===== Entries shown =====

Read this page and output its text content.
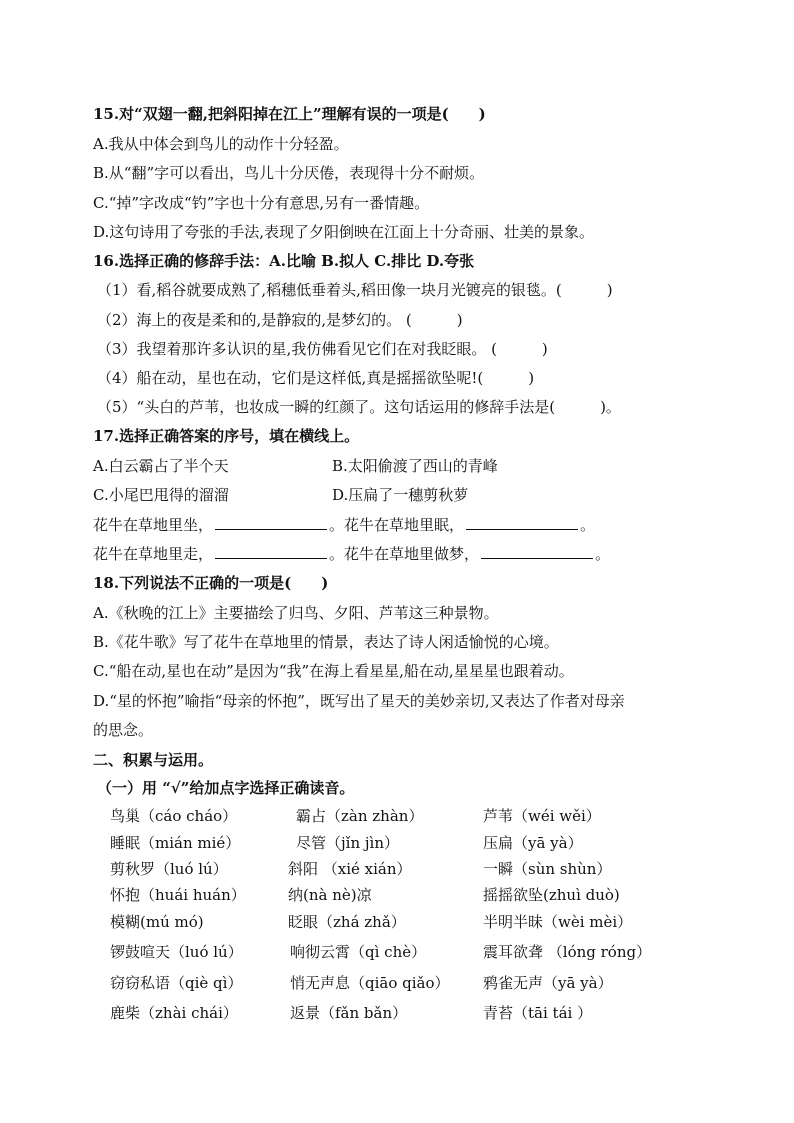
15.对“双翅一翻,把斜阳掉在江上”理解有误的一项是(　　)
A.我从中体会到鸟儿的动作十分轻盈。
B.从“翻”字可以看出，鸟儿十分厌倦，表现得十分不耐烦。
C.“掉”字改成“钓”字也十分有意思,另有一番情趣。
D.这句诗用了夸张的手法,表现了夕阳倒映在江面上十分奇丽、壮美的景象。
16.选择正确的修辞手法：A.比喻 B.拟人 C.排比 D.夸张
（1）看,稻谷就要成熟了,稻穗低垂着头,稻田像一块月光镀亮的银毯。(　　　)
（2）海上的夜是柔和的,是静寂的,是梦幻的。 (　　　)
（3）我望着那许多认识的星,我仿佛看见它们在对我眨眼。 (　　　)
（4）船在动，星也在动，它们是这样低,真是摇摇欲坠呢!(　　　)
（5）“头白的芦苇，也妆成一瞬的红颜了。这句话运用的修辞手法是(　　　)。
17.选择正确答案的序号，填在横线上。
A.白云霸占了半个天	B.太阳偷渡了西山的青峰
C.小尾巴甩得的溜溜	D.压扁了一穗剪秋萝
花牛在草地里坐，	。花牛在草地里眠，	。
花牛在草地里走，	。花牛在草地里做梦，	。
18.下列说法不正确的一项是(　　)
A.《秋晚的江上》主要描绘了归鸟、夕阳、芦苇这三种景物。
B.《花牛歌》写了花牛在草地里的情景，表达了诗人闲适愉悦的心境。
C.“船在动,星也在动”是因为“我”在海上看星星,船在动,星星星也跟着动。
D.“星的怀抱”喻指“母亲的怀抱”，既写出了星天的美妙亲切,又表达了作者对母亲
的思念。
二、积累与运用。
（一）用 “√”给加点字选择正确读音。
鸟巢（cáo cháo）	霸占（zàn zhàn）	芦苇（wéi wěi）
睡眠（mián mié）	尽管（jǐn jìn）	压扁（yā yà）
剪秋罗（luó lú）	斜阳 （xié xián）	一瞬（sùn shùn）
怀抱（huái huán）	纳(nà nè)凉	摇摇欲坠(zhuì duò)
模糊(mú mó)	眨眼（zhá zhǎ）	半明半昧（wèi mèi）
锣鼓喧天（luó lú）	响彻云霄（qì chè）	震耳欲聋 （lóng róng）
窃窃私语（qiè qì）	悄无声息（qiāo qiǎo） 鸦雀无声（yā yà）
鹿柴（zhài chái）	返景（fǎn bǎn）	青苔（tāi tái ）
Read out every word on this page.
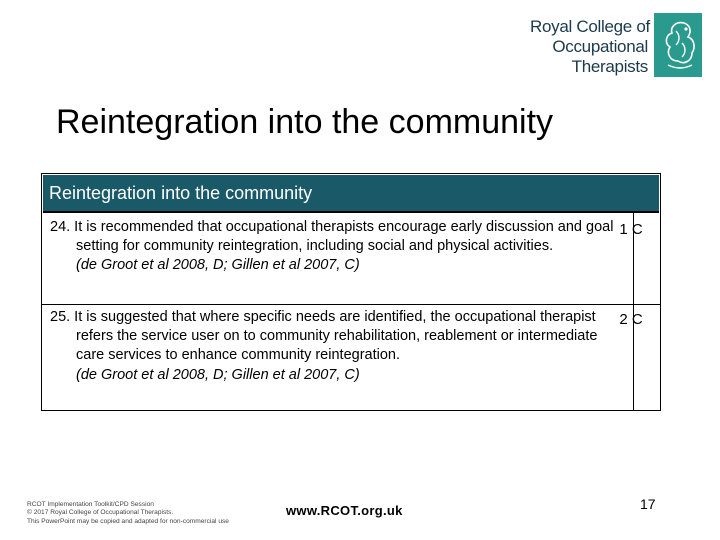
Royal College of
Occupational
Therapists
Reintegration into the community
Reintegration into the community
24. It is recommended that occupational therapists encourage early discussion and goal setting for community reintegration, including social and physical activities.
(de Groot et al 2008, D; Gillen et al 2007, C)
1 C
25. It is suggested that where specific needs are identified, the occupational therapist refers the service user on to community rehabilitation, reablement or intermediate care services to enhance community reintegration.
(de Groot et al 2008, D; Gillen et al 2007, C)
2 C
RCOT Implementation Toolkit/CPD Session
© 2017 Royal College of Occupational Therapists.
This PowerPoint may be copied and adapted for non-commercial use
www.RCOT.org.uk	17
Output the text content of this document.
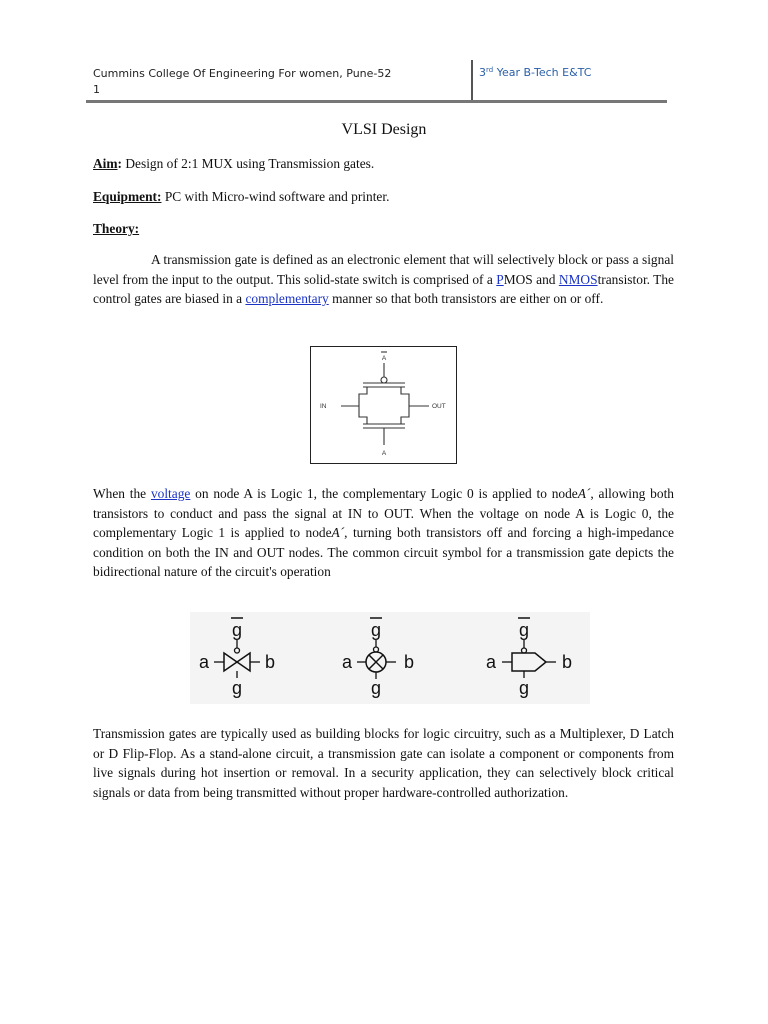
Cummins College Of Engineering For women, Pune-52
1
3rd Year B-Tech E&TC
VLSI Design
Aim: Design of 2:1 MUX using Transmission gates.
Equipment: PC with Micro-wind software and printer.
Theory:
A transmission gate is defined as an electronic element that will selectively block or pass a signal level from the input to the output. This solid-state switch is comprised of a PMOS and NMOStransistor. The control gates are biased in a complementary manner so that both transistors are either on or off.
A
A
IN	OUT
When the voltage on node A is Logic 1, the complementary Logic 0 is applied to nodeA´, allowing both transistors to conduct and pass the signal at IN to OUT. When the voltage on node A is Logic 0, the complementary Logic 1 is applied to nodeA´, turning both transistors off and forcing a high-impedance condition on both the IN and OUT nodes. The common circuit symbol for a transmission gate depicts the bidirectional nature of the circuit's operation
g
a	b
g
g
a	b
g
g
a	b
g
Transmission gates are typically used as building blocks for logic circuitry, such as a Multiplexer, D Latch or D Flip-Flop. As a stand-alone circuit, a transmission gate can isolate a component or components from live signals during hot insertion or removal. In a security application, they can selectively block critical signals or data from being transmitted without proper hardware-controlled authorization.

=====
===== Entries shown =====

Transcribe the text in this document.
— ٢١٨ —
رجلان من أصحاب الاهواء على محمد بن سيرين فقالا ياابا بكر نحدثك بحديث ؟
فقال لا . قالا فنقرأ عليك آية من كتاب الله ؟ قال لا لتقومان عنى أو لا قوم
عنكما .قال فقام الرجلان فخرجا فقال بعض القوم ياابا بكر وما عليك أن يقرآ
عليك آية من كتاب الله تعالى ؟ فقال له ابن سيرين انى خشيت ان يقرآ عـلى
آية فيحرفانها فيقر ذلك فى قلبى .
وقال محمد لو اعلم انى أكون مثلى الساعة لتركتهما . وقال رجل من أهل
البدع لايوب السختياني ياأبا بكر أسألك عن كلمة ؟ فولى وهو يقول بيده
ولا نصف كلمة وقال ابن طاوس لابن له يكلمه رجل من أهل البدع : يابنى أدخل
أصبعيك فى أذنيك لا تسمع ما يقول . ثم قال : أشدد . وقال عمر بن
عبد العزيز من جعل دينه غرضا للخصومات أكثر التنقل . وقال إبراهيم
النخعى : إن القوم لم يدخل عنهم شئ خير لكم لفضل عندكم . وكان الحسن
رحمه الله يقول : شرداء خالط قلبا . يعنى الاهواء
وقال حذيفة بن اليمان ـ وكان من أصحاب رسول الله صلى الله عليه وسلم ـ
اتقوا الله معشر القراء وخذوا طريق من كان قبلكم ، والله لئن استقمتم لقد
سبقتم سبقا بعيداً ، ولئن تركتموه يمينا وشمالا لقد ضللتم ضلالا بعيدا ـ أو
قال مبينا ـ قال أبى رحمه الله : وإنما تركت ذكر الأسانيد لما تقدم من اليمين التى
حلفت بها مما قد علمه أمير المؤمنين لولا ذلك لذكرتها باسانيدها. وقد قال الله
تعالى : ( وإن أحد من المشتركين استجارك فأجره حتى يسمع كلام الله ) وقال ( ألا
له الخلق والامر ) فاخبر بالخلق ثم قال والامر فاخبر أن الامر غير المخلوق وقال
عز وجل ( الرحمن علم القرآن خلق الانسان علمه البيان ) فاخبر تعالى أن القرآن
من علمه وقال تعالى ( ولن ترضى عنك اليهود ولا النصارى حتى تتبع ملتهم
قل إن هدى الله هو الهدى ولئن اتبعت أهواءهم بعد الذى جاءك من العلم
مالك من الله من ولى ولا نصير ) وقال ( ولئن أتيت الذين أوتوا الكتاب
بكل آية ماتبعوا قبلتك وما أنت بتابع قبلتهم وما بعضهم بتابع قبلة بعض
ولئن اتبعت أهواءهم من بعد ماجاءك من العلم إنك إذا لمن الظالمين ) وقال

=====
===== Entries shown =====

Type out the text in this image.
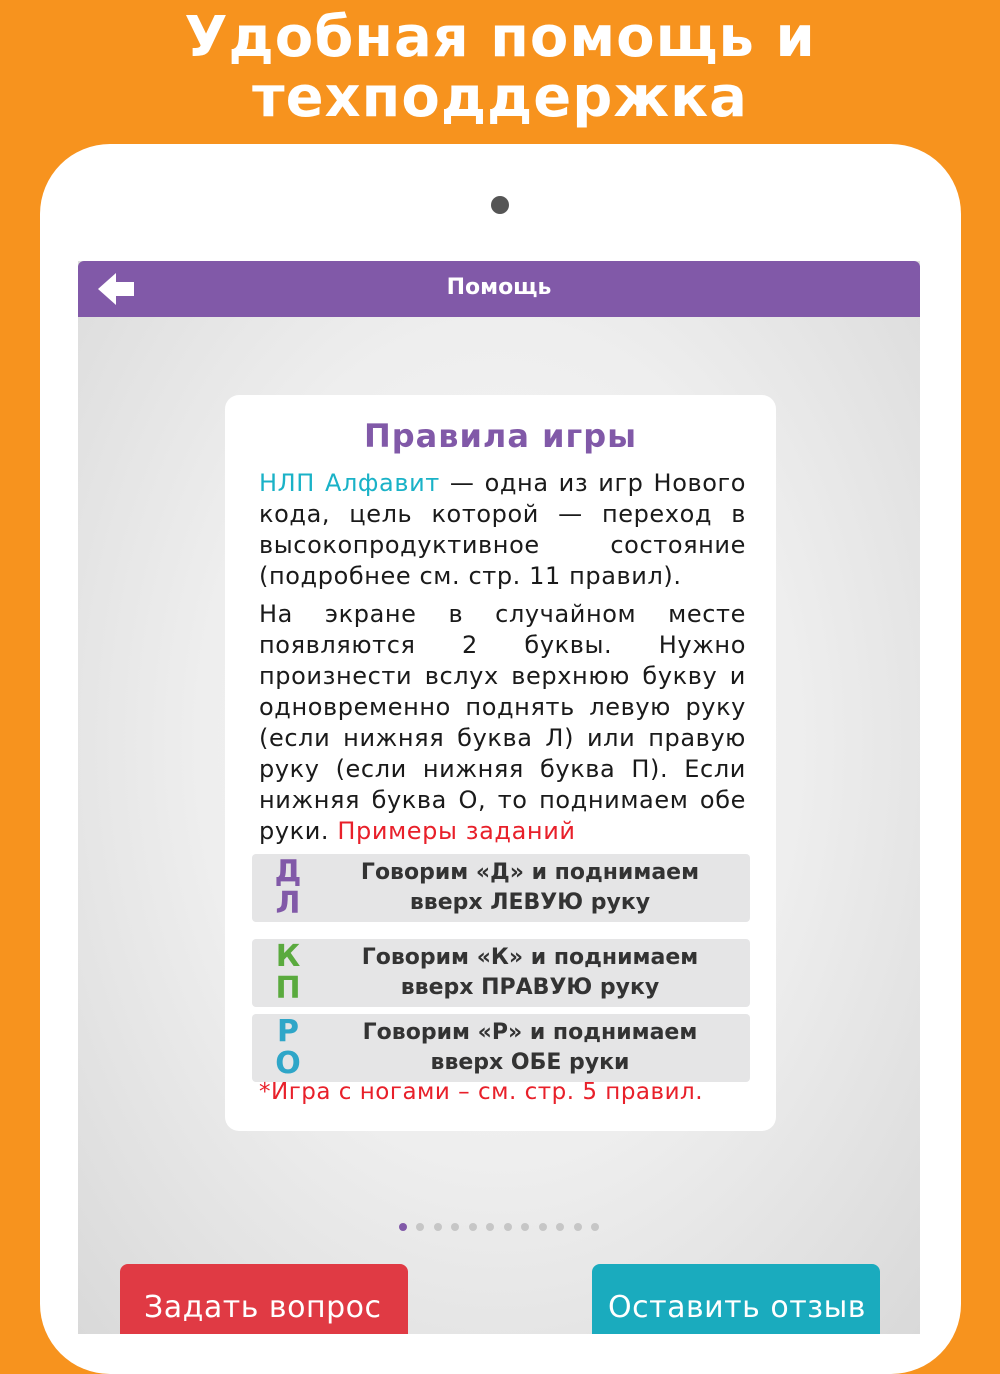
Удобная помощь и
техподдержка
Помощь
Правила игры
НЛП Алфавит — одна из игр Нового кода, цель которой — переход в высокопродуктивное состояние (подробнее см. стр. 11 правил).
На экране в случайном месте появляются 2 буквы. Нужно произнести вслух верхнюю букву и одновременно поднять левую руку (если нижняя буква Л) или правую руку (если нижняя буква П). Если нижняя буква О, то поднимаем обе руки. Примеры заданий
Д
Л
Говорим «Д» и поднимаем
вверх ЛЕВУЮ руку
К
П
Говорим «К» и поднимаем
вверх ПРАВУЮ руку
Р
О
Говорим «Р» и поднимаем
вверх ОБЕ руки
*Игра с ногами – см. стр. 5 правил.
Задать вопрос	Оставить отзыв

=====

Work to do: Gather each line in the entries above where the string "وقال" is found.

The completed task:
وقال محمد لو اعلم انى أكون مثلى الساعة لتركتهما . وقال رجل من أهل
ولا نصف كلمة وقال ابن طاوس لابن له يكلمه رجل من أهل البدع : يابنى أدخل
أصبعيك فى أذنيك لا تسمع ما يقول . ثم قال : أشدد . وقال عمر بن
عبد العزيز من جعل دينه غرضا للخصومات أكثر التنقل . وقال إبراهيم
وقال حذيفة بن اليمان ـ وكان من أصحاب رسول الله صلى الله عليه وسلم ـ
تعالى : ( وإن أحد من المشتركين استجارك فأجره حتى يسمع كلام الله ) وقال ( ألا
له الخلق والامر ) فاخبر بالخلق ثم قال والامر فاخبر أن الامر غير المخلوق وقال
من علمه وقال تعالى ( ولن ترضى عنك اليهود ولا النصارى حتى تتبع ملتهم
مالك من الله من ولى ولا نصير ) وقال ( ولئن أتيت الذين أوتوا الكتاب
ولئن اتبعت أهواءهم من بعد ماجاءك من العلم إنك إذا لمن الظالمين ) وقال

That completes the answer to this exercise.